▶ _PROBLEM DETAILS_
How many lines of the records hold the string "body"? Reply with the number alone.

▶ _INPUT RECORDS_
——————————

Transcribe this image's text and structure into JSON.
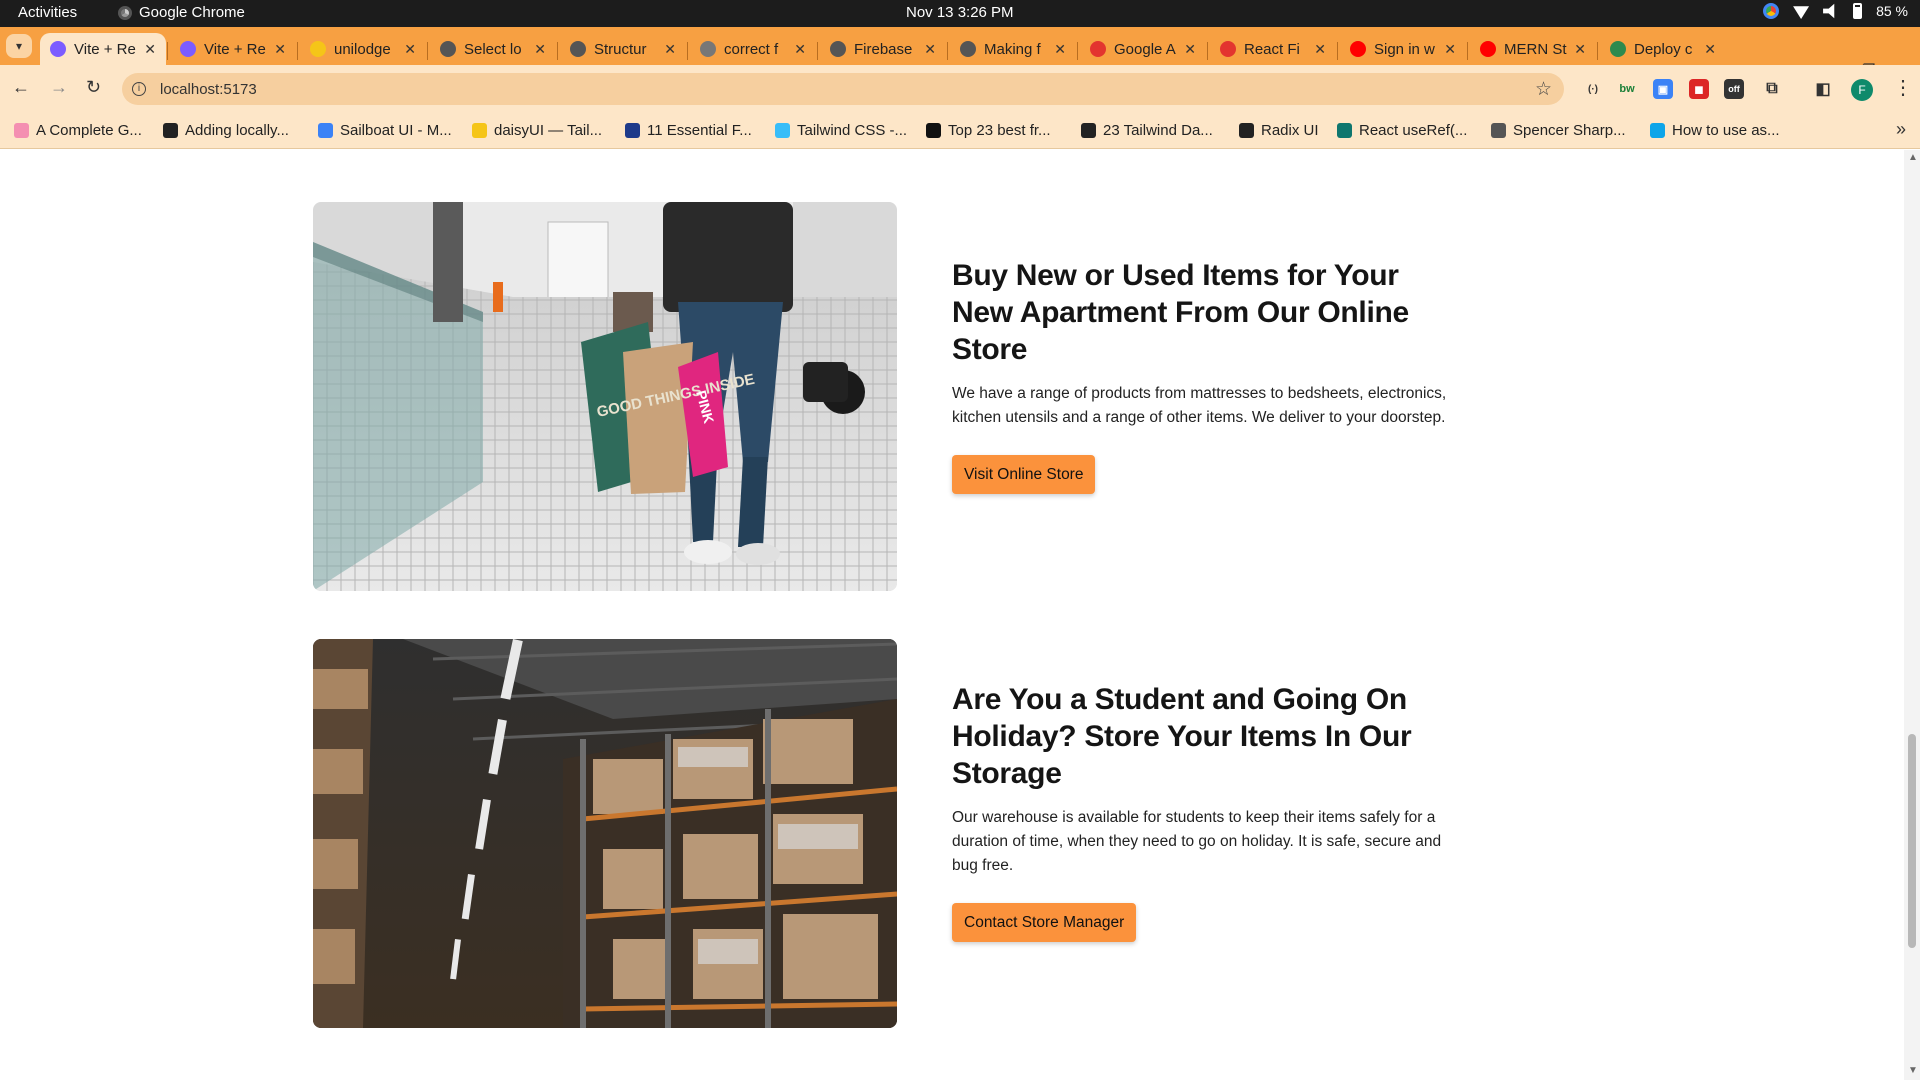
{
  "os": {
    "activities": "Activities",
    "app_name": "Google Chrome",
    "clock": "Nov 13  3:26 PM",
    "battery": "85 %"
  },
  "tabs": [
    {
      "title": "Vite + Re",
      "active": true,
      "fav_color": "#7c5cff"
    },
    {
      "title": "Vite + Re",
      "active": false,
      "fav_color": "#7c5cff"
    },
    {
      "title": "unilodge",
      "active": false,
      "fav_color": "#f5c518"
    },
    {
      "title": "Select lo",
      "active": false,
      "fav_color": "#555555"
    },
    {
      "title": "Structur",
      "active": false,
      "fav_color": "#555555"
    },
    {
      "title": "correct f",
      "active": false,
      "fav_color": "#777777"
    },
    {
      "title": "Firebase",
      "active": false,
      "fav_color": "#555555"
    },
    {
      "title": "Making f",
      "active": false,
      "fav_color": "#555555"
    },
    {
      "title": "Google A",
      "active": false,
      "fav_color": "#e3342f"
    },
    {
      "title": "React Fi",
      "active": false,
      "fav_color": "#e3342f"
    },
    {
      "title": "Sign in w",
      "active": false,
      "fav_color": "#ff0000"
    },
    {
      "title": "MERN St",
      "active": false,
      "fav_color": "#ff0000"
    },
    {
      "title": "Deploy c",
      "active": false,
      "fav_color": "#2d8a4e"
    }
  ],
  "address_bar": {
    "url": "localhost:5173"
  },
  "bookmarks": [
    {
      "label": "A Complete G...",
      "color": "#f48fb1"
    },
    {
      "label": "Adding locally...",
      "color": "#222222"
    },
    {
      "label": "Sailboat UI - M...",
      "color": "#3b82f6"
    },
    {
      "label": "daisyUI — Tail...",
      "color": "#f5c518"
    },
    {
      "label": "11 Essential F...",
      "color": "#1e3a8a"
    },
    {
      "label": "Tailwind CSS -...",
      "color": "#38bdf8"
    },
    {
      "label": "Top 23 best fr...",
      "color": "#111111"
    },
    {
      "label": "23 Tailwind Da...",
      "color": "#222222"
    },
    {
      "label": "Radix UI",
      "color": "#222222"
    },
    {
      "label": "React useRef(...",
      "color": "#0f766e"
    },
    {
      "label": "Spencer Sharp...",
      "color": "#555555"
    },
    {
      "label": "How to use as...",
      "color": "#0ea5e9"
    }
  ],
  "sections": [
    {
      "heading": "Buy New or Used Items for Your New Apartment From Our Online Store",
      "body": "We have a range of products from mattresses to bedsheets, electronics, kitchen utensils and a range of other items. We deliver to your doorstep.",
      "button": "Visit Online Store",
      "bag_text": "GOOD THINGS INSIDE",
      "pink_bag_text": "PINK"
    },
    {
      "heading": "Are You a Student and Going On Holiday? Store Your Items In Our Storage",
      "body": "Our warehouse is available for students to keep their items safely for a duration of time, when they need to go on holiday. It is safe, secure and bug free.",
      "button": "Contact Store Manager"
    }
  ],
  "colors": {
    "accent": "#fb923c",
    "tabstrip": "#f7a042",
    "toolbar": "#fde6c8"
  }
}
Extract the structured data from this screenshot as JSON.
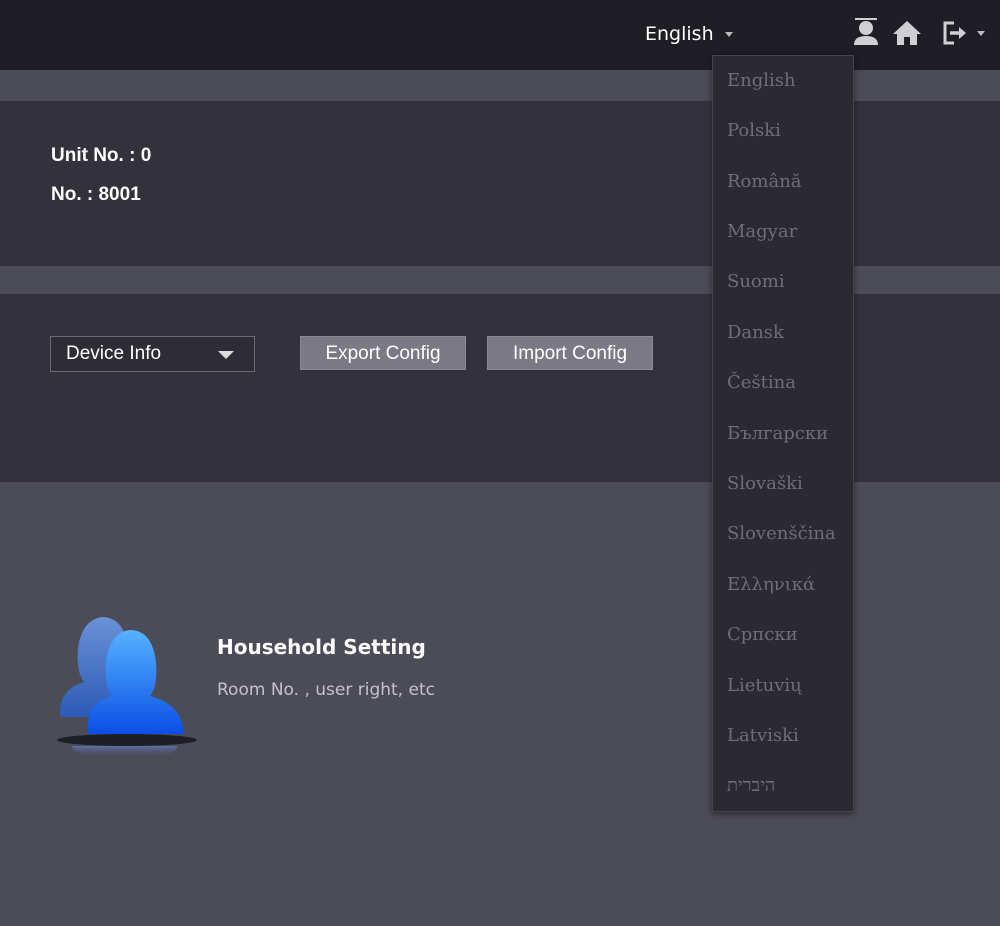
{
  "header": {
    "language_label": "English",
    "icons": [
      "user-icon",
      "home-icon",
      "logout-icon"
    ]
  },
  "unit_info": {
    "unit_line": "Unit No. : 0",
    "no_line": "No. : 8001"
  },
  "config": {
    "select_value": "Device Info",
    "export_label": "Export Config",
    "import_label": "Import Config"
  },
  "household": {
    "title": "Household Setting",
    "description": "Room No. , user right, etc"
  },
  "language_dropdown": {
    "items": [
      "English",
      "Polski",
      "Română",
      "Magyar",
      "Suomi",
      "Dansk",
      "Čeština",
      "Български",
      "Slovaški",
      "Slovenščina",
      "Ελληνικά",
      "Српски",
      "Lietuvių",
      "Latviski",
      "היברית"
    ]
  },
  "colors": {
    "background": "#4c4b58",
    "topbar": "#1f1e25",
    "panel": "#33323c",
    "dropdown_bg": "#2b2a31",
    "dropdown_text": "#6f6e78",
    "button": "#7a7985",
    "accent_blue": "#1f6ff0"
  }
}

——————————

▶ _RESPONSE_
2